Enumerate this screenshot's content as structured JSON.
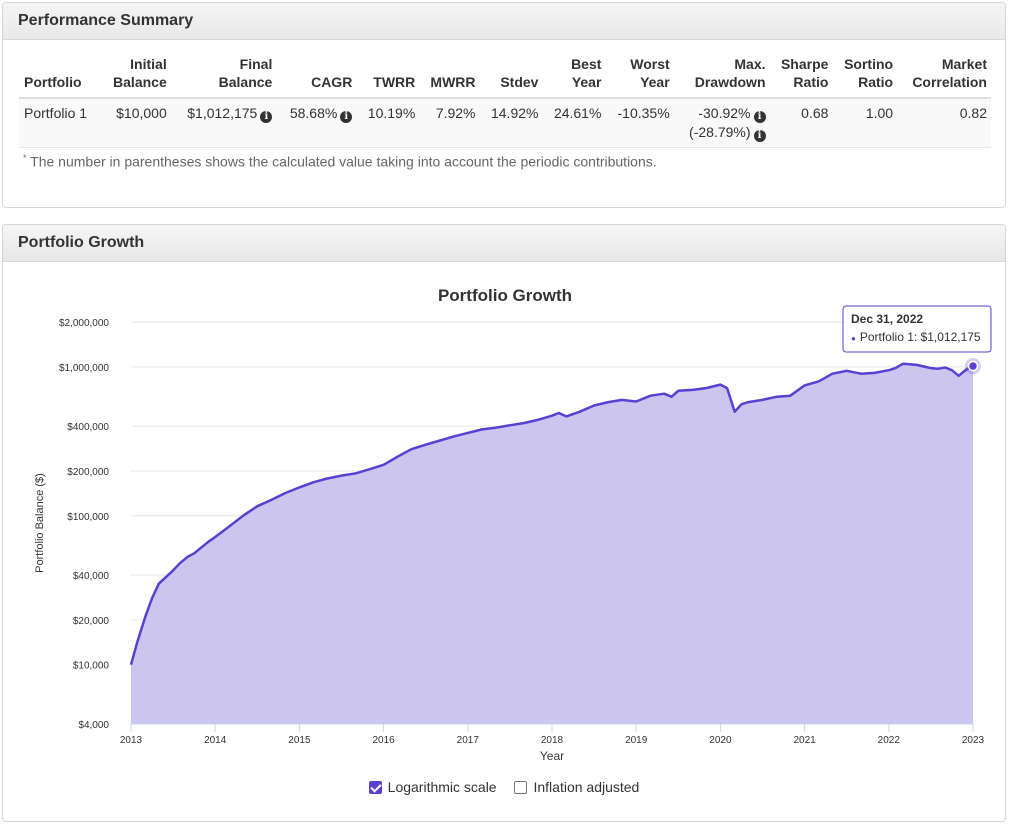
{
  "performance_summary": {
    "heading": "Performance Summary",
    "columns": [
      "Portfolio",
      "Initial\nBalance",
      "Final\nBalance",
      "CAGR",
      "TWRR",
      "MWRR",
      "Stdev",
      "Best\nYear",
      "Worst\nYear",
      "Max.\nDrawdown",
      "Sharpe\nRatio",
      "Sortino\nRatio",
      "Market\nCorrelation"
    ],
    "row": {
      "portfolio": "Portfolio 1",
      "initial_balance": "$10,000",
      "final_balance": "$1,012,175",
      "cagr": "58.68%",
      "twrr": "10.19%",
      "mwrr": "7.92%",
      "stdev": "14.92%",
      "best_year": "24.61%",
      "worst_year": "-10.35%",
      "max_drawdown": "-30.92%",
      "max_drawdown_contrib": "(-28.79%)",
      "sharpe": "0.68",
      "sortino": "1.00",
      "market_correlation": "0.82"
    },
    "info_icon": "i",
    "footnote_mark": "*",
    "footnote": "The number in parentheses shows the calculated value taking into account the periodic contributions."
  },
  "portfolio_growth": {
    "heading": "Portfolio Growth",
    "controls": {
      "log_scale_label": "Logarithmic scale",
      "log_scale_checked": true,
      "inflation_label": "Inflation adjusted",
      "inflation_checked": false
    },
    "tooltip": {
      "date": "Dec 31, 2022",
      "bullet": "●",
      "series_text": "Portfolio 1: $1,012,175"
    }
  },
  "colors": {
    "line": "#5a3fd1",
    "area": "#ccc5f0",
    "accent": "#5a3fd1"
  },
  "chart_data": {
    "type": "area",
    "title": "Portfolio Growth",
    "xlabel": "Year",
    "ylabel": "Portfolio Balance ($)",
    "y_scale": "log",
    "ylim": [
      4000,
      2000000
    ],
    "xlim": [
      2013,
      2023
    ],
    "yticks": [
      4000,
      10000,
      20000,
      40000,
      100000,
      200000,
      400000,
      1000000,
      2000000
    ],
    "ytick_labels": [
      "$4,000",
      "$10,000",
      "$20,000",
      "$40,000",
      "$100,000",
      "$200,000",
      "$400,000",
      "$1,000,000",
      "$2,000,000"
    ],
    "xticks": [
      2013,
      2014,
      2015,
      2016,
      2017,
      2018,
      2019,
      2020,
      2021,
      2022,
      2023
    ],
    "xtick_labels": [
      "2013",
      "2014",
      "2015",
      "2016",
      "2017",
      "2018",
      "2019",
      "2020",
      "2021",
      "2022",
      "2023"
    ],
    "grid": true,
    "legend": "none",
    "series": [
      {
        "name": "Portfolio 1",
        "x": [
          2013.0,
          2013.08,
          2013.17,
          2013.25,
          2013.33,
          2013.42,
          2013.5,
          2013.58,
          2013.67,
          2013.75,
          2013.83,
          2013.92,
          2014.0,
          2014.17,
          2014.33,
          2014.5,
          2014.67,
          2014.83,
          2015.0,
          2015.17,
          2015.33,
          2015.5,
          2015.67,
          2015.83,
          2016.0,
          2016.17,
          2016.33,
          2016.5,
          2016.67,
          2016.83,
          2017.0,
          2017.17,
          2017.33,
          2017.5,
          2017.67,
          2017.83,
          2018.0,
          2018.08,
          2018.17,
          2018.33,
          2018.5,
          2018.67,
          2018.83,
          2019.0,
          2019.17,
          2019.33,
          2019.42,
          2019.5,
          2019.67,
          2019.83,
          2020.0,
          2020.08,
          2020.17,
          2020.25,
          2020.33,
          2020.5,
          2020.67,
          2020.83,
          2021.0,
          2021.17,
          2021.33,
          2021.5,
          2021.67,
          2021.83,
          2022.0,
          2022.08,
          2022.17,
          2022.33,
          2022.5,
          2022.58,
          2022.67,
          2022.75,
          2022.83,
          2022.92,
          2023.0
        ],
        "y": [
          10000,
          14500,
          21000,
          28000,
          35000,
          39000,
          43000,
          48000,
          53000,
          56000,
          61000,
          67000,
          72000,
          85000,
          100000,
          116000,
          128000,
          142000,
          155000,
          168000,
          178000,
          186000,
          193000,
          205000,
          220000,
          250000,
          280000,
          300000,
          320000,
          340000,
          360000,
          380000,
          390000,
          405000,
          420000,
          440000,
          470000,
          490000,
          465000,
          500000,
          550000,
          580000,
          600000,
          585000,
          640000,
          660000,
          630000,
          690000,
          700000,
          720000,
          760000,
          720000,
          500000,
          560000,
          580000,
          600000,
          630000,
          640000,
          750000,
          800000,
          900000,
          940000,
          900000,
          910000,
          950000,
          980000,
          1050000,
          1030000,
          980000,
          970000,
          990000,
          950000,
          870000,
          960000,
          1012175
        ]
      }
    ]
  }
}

■ ■ ■ ■

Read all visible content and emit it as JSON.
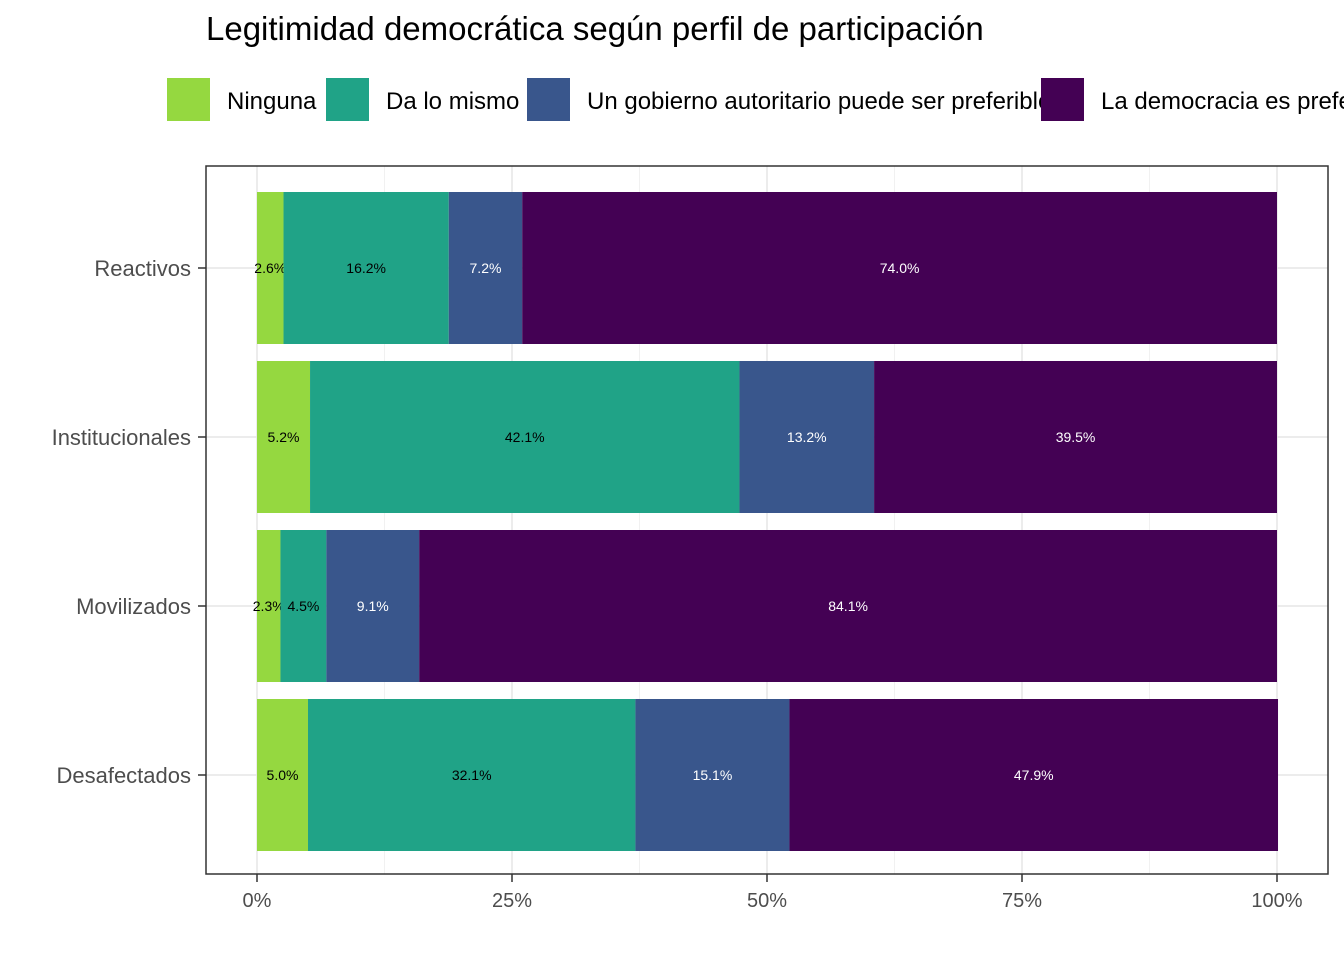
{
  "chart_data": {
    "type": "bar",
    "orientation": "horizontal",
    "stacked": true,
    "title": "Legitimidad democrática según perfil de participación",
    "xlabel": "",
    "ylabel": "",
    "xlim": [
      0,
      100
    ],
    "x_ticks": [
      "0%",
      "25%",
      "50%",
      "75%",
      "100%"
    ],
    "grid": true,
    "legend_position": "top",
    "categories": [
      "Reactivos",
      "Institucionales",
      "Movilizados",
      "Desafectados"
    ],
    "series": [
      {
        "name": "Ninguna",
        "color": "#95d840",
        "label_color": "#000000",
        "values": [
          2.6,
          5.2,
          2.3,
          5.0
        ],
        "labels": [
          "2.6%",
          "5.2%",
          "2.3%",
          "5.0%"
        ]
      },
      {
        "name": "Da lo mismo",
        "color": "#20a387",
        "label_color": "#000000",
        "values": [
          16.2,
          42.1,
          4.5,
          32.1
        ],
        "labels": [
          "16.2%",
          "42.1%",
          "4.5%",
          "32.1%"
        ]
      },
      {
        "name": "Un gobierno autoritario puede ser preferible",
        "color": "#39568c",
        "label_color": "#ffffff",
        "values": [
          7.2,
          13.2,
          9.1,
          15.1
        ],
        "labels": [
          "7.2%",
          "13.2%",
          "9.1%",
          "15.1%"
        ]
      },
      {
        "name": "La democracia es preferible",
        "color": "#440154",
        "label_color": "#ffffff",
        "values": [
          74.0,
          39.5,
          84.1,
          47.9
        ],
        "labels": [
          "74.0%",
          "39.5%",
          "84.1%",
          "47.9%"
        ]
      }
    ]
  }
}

■ ■ ■ ■

- THE EXERCISE: Copy out every line holding the string "heading".

- SOLUTION TO THE PROBLEM:
    "heading": "Performance Summary",
    "heading": "Portfolio Growth",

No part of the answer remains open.